## What you will do
Going through the material below, please gather all lines with the word "workspace" in them.

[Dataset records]
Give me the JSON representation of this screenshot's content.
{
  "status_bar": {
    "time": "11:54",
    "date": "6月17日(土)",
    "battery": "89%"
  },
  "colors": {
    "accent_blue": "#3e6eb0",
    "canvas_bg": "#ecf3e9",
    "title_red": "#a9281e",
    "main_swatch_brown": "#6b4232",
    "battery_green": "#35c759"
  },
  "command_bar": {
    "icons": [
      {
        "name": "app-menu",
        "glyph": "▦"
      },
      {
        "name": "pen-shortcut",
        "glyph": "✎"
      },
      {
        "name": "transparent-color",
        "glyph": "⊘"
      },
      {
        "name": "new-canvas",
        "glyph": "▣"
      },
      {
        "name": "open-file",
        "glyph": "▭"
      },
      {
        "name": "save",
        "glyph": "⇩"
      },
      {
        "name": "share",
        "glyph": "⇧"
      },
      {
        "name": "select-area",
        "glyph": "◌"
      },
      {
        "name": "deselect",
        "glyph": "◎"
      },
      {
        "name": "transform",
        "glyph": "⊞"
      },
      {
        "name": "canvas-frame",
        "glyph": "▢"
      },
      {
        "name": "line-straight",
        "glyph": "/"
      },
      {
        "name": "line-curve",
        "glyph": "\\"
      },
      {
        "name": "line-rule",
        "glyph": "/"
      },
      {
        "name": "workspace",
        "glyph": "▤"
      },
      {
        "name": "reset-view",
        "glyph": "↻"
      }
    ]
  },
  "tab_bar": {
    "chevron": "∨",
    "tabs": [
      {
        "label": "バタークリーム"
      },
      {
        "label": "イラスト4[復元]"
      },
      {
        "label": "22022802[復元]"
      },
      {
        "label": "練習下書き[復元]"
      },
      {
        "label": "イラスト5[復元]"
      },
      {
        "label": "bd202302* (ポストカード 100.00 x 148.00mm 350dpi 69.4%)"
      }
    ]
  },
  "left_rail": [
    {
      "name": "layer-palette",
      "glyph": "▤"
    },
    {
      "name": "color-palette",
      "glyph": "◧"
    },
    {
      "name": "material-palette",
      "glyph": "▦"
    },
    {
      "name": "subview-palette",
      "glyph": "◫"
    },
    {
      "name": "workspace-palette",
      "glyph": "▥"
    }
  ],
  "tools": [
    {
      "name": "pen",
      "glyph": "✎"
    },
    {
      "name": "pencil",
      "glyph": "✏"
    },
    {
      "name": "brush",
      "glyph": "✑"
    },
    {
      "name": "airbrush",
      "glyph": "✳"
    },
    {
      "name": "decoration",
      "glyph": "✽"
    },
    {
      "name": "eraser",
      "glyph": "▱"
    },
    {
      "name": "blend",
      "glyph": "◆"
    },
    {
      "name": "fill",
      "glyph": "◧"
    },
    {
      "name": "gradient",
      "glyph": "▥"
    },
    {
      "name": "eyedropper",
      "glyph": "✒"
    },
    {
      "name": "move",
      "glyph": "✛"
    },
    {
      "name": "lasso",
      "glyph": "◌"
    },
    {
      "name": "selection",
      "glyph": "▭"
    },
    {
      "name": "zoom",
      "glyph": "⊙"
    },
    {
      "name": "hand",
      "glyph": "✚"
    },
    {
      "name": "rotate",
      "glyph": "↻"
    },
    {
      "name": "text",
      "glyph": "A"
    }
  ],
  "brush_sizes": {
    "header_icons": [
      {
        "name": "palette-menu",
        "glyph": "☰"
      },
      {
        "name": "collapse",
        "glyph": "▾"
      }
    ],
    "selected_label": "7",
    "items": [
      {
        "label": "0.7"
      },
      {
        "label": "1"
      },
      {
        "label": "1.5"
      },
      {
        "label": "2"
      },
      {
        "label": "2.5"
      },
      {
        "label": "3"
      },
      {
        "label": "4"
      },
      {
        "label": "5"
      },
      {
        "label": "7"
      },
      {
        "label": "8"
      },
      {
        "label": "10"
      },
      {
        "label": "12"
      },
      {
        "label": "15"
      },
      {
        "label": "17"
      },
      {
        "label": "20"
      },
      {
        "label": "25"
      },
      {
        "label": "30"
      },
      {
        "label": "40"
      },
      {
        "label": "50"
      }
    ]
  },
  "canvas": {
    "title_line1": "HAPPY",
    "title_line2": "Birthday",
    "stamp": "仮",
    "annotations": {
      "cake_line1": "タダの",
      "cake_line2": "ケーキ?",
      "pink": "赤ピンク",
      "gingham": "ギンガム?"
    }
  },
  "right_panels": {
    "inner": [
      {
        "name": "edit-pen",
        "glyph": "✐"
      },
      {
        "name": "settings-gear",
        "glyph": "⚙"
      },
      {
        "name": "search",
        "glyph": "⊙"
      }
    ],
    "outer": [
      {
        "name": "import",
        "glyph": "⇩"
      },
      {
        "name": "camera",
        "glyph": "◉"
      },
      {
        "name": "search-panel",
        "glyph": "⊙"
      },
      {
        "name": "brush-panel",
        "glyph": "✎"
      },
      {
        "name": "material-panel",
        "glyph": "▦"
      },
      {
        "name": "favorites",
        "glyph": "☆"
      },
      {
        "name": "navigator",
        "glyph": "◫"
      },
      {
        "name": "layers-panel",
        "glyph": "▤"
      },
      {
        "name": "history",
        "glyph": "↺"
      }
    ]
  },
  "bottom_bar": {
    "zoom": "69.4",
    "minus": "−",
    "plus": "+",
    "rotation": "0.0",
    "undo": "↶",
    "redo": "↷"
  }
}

## Complete answer
        "name": "workspace",
      "name": "workspace-palette",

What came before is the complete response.